■ **What is asked**: Copy down every line where the string "computer" shows up.

───

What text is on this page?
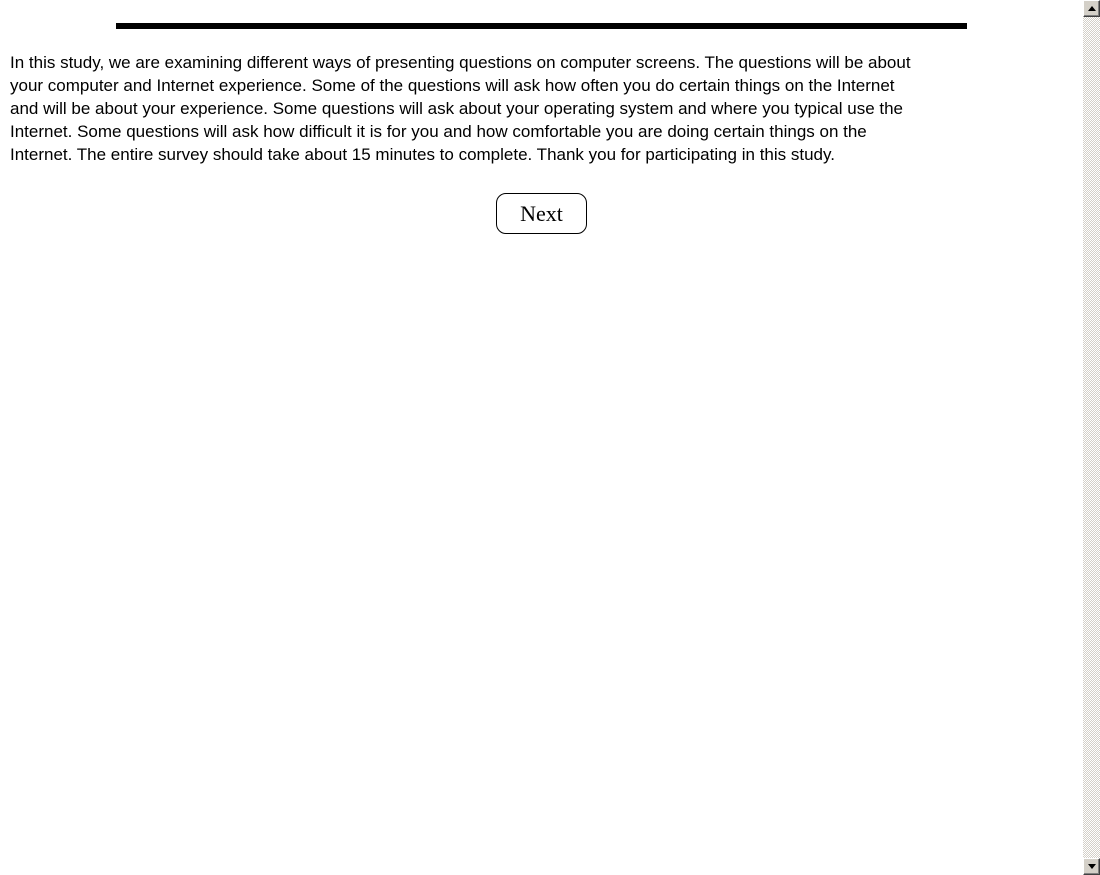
In this study, we are examining different ways of presenting questions on computer screens. The questions will be about
your computer and Internet experience. Some of the questions will ask how often you do certain things on the Internet
and will be about your experience. Some questions will ask about your operating system and where you typical use the
Internet. Some questions will ask how difficult it is for you and how comfortable you are doing certain things on the
Internet. The entire survey should take about 15 minutes to complete. Thank you for participating in this study.
Next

───

■ **Problem solution**:
In this study, we are examining different ways of presenting questions on computer screens. The questions will be about
your computer and Internet experience. Some of the questions will ask how often you do certain things on the Internet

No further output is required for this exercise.